* Begin *

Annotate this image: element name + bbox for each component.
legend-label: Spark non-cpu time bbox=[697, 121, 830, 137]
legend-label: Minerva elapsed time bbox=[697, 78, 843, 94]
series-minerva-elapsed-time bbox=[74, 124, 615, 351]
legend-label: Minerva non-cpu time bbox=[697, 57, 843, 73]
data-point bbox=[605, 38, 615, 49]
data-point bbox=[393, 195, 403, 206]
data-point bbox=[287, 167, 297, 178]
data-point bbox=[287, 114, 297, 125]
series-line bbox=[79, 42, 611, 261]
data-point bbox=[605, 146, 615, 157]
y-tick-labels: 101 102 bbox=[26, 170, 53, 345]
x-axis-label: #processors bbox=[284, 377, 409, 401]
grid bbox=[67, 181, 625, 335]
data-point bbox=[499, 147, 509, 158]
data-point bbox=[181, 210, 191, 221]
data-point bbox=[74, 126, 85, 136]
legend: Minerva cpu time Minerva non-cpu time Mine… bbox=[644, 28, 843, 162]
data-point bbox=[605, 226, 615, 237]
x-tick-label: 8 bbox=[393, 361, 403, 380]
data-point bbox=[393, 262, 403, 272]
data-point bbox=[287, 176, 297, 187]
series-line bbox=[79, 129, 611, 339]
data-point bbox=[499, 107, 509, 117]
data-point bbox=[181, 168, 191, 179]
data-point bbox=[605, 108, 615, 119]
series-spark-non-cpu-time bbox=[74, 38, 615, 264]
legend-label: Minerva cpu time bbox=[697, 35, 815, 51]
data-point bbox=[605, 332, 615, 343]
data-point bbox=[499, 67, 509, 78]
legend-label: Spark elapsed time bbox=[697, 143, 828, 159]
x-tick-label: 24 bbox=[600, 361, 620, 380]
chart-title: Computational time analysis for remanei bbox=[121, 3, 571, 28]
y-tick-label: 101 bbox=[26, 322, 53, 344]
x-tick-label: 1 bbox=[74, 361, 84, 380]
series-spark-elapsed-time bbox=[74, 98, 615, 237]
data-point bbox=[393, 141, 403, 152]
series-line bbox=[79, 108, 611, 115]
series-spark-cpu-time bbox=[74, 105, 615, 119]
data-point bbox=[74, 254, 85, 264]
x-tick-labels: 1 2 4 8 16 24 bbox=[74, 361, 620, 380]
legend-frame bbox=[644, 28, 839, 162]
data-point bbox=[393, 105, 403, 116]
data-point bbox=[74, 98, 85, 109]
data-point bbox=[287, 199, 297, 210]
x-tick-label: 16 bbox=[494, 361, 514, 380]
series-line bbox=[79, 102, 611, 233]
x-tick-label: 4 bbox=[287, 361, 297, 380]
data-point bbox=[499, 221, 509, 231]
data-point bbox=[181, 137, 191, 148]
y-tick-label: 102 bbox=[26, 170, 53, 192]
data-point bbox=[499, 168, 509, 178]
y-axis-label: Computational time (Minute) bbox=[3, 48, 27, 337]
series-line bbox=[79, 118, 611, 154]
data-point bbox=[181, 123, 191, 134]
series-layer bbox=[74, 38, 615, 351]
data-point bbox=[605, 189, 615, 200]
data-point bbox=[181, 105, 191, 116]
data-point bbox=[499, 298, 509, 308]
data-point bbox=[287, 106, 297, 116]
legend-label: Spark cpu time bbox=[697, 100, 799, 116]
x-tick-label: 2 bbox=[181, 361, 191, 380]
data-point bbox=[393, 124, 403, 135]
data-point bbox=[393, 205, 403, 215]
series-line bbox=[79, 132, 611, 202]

* End *

Return the lines of the listing verbatim, from its first line through the line that contains "data-point bbox=[74, 126, 85, 136]", with both of those lines included.

Annotate this image: element name + bbox for each component.
legend-label: Spark non-cpu time bbox=[697, 121, 830, 137]
legend-label: Minerva elapsed time bbox=[697, 78, 843, 94]
series-minerva-elapsed-time bbox=[74, 124, 615, 351]
legend-label: Minerva non-cpu time bbox=[697, 57, 843, 73]
data-point bbox=[605, 38, 615, 49]
data-point bbox=[393, 195, 403, 206]
data-point bbox=[287, 167, 297, 178]
data-point bbox=[287, 114, 297, 125]
series-line bbox=[79, 42, 611, 261]
data-point bbox=[605, 146, 615, 157]
y-tick-labels: 101 102 bbox=[26, 170, 53, 345]
x-axis-label: #processors bbox=[284, 377, 409, 401]
grid bbox=[67, 181, 625, 335]
data-point bbox=[499, 147, 509, 158]
data-point bbox=[181, 210, 191, 221]
data-point bbox=[74, 126, 85, 136]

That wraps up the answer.